Task statement
Set down the full listing exactly as given. Any pictures are to be left out.

Stored entries:
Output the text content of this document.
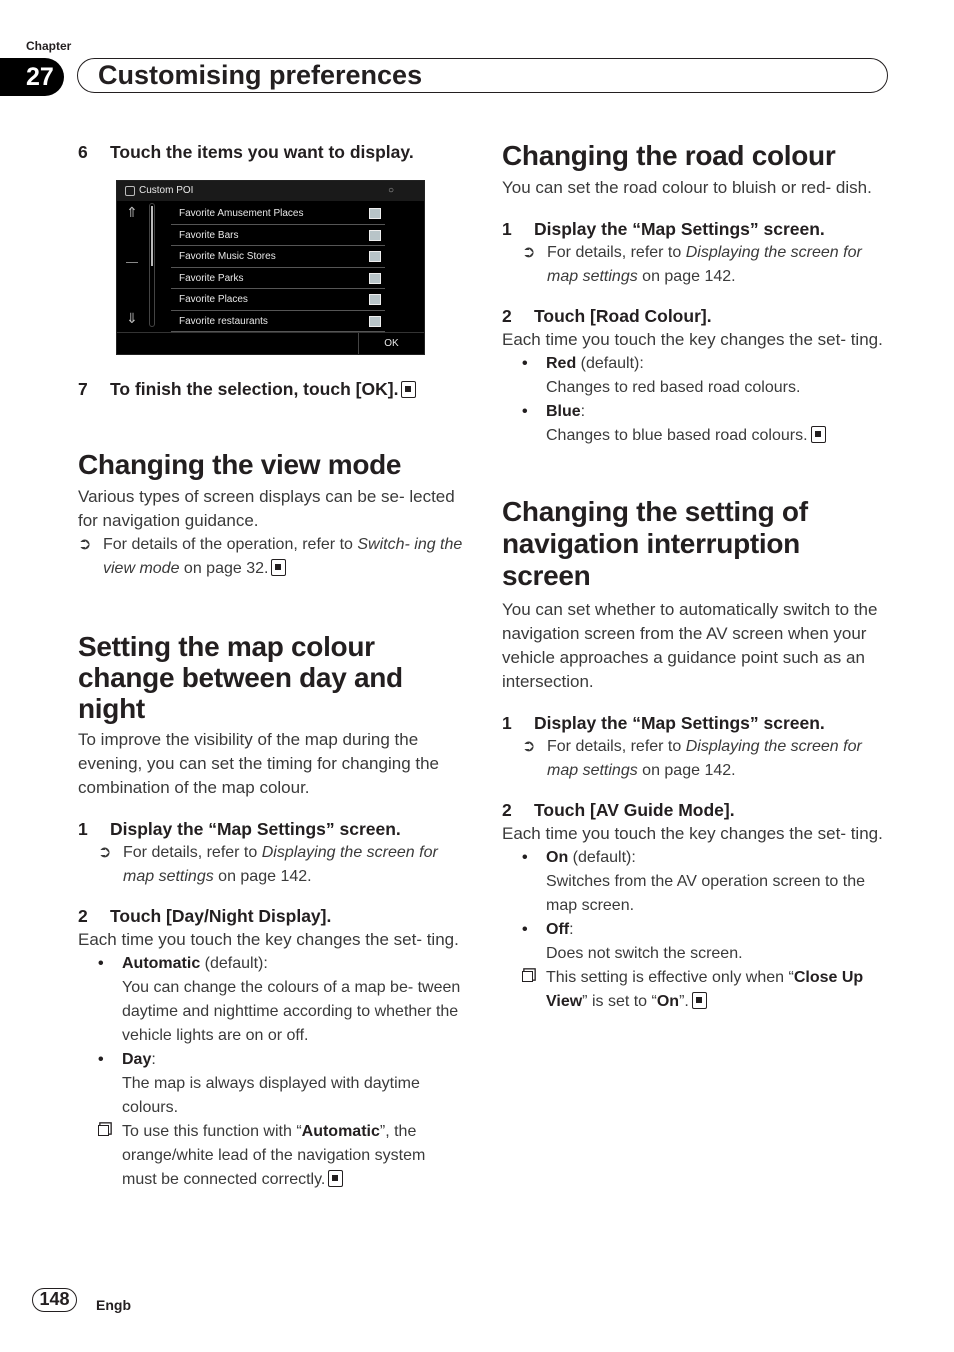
Chapter
27	Customising preferences
6	Touch the items you want to display.
Custom POI	○
⇑
⇓
Favorite Amusement Places
Favorite Bars
Favorite Music Stores
Favorite Parks
Favorite Places
Favorite restaurants
OK
7	To finish the selection, touch [OK].
Changing the view mode
Various types of screen displays can be se- lected for navigation guidance.
➲ For details of the operation, refer to Switch- ing the view mode on page 32.
Setting the map colour change between day and night
To improve the visibility of the map during the evening, you can set the timing for changing the combination of the map colour.
1	Display the “Map Settings” screen.
➲ For details, refer to Displaying the screen for map settings on page 142.
2	Touch [Day/Night Display].
Each time you touch the key changes the set- ting.
•	Automatic (default):
You can change the colours of a map be- tween daytime and nighttime according to whether the vehicle lights are on or off.
•	Day:
The map is always displayed with daytime colours.
To use this function with “Automatic”, the orange/white lead of the navigation system must be connected correctly.
Changing the road colour
You can set the road colour to bluish or red- dish.
1	Display the “Map Settings” screen.
➲ For details, refer to Displaying the screen for map settings on page 142.
2	Touch [Road Colour].
Each time you touch the key changes the set- ting.
•	Red (default):
Changes to red based road colours.
•	Blue:
Changes to blue based road colours.
Changing the setting of navigation interruption screen
You can set whether to automatically switch to the navigation screen from the AV screen when your vehicle approaches a guidance point such as an intersection.
1	Display the “Map Settings” screen.
➲ For details, refer to Displaying the screen for map settings on page 142.
2	Touch [AV Guide Mode].
Each time you touch the key changes the set- ting.
•	On (default):
Switches from the AV operation screen to the map screen.
•	Off:
Does not switch the screen.
This setting is effective only when “Close Up View” is set to “On”.
148	Engb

Exercise response
Output the text content of this document.
Chapter
27	Customising preferences
6	Touch the items you want to display.
Custom POI	○
⇑
⇓
Favorite Amusement Places
Favorite Bars
Favorite Music Stores
Favorite Parks
Favorite Places
Favorite restaurants
OK
7	To finish the selection, touch [OK].
Changing the view mode
Various types of screen displays can be se- lected for navigation guidance.
➲ For details of the operation, refer to Switch- ing the view mode on page 32.
Setting the map colour change between day and night
To improve the visibility of the map during the evening, you can set the timing for changing the combination of the map colour.
1	Display the “Map Settings” screen.
➲ For details, refer to Displaying the screen for map settings on page 142.
2	Touch [Day/Night Display].
Each time you touch the key changes the set- ting.
•	Automatic (default):
You can change the colours of a map be- tween daytime and nighttime according to whether the vehicle lights are on or off.
•	Day:
The map is always displayed with daytime colours.
To use this function with “Automatic”, the orange/white lead of the navigation system must be connected correctly.
Changing the road colour
You can set the road colour to bluish or red- dish.
1	Display the “Map Settings” screen.
➲ For details, refer to Displaying the screen for map settings on page 142.
2	Touch [Road Colour].
Each time you touch the key changes the set- ting.
•	Red (default):
Changes to red based road colours.
•	Blue:
Changes to blue based road colours.
Changing the setting of navigation interruption screen
You can set whether to automatically switch to the navigation screen from the AV screen when your vehicle approaches a guidance point such as an intersection.
1	Display the “Map Settings” screen.
➲ For details, refer to Displaying the screen for map settings on page 142.
2	Touch [AV Guide Mode].
Each time you touch the key changes the set- ting.
•	On (default):
Switches from the AV operation screen to the map screen.
•	Off:
Does not switch the screen.
This setting is effective only when “Close Up View” is set to “On”.
148	Engb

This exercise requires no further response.